## WRITTEN REQUEST
Skip the images and return the records below exactly.

===== SUPPLIED DATA =====

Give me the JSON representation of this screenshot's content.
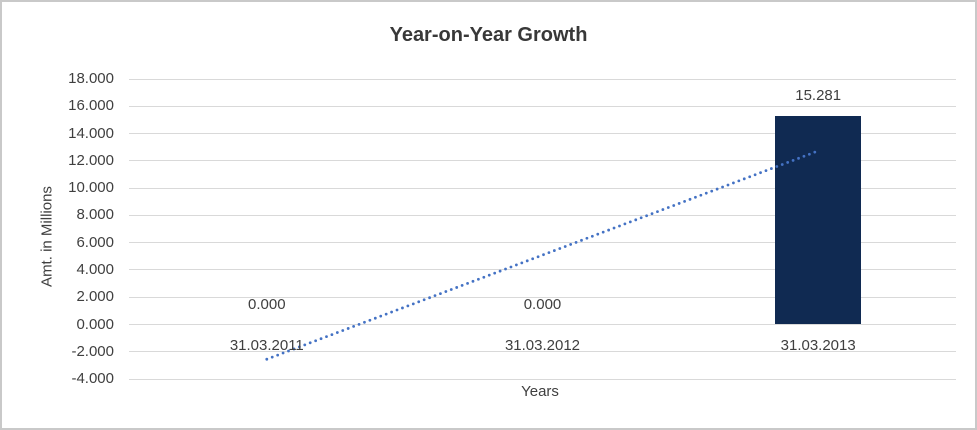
{
  "chart_data": {
    "type": "bar",
    "title": "Year-on-Year Growth",
    "xlabel": "Years",
    "ylabel": "Amt. in Millions",
    "categories": [
      "31.03.2011",
      "31.03.2012",
      "31.03.2013"
    ],
    "values": [
      0.0,
      0.0,
      15.281
    ],
    "data_labels": [
      "0.000",
      "0.000",
      "15.281"
    ],
    "ylim": [
      -4.0,
      18.0
    ],
    "ytick_step": 2.0,
    "ytick_labels": [
      "-4.000",
      "-2.000",
      "0.000",
      "2.000",
      "4.000",
      "6.000",
      "8.000",
      "10.000",
      "12.000",
      "14.000",
      "16.000",
      "18.000"
    ],
    "grid": true,
    "legend": "none",
    "trendline": {
      "style": "dotted",
      "start_category": "31.03.2011",
      "end_category": "31.03.2013",
      "start_value": -2.55,
      "end_value": 12.73
    },
    "colors": {
      "bar": "#102A52",
      "trendline": "#4472C4",
      "gridline": "#D9D9D9",
      "text": "#3F3F3F",
      "title_text": "#383838",
      "frame_border": "#C9C9C9",
      "background": "#FFFFFF"
    }
  }
}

=====

## TASK SOLUTION
Give me the JSON representation of this screenshot's content.
{
  "chart_data": {
    "type": "bar",
    "title": "Year-on-Year Growth",
    "xlabel": "Years",
    "ylabel": "Amt. in Millions",
    "categories": [
      "31.03.2011",
      "31.03.2012",
      "31.03.2013"
    ],
    "values": [
      0.0,
      0.0,
      15.281
    ],
    "data_labels": [
      "0.000",
      "0.000",
      "15.281"
    ],
    "ylim": [
      -4.0,
      18.0
    ],
    "ytick_step": 2.0,
    "ytick_labels": [
      "-4.000",
      "-2.000",
      "0.000",
      "2.000",
      "4.000",
      "6.000",
      "8.000",
      "10.000",
      "12.000",
      "14.000",
      "16.000",
      "18.000"
    ],
    "grid": true,
    "legend": "none",
    "trendline": {
      "style": "dotted",
      "start_category": "31.03.2011",
      "end_category": "31.03.2013",
      "start_value": -2.55,
      "end_value": 12.73
    },
    "colors": {
      "bar": "#102A52",
      "trendline": "#4472C4",
      "gridline": "#D9D9D9",
      "text": "#3F3F3F",
      "title_text": "#383838",
      "frame_border": "#C9C9C9",
      "background": "#FFFFFF"
    }
  }
}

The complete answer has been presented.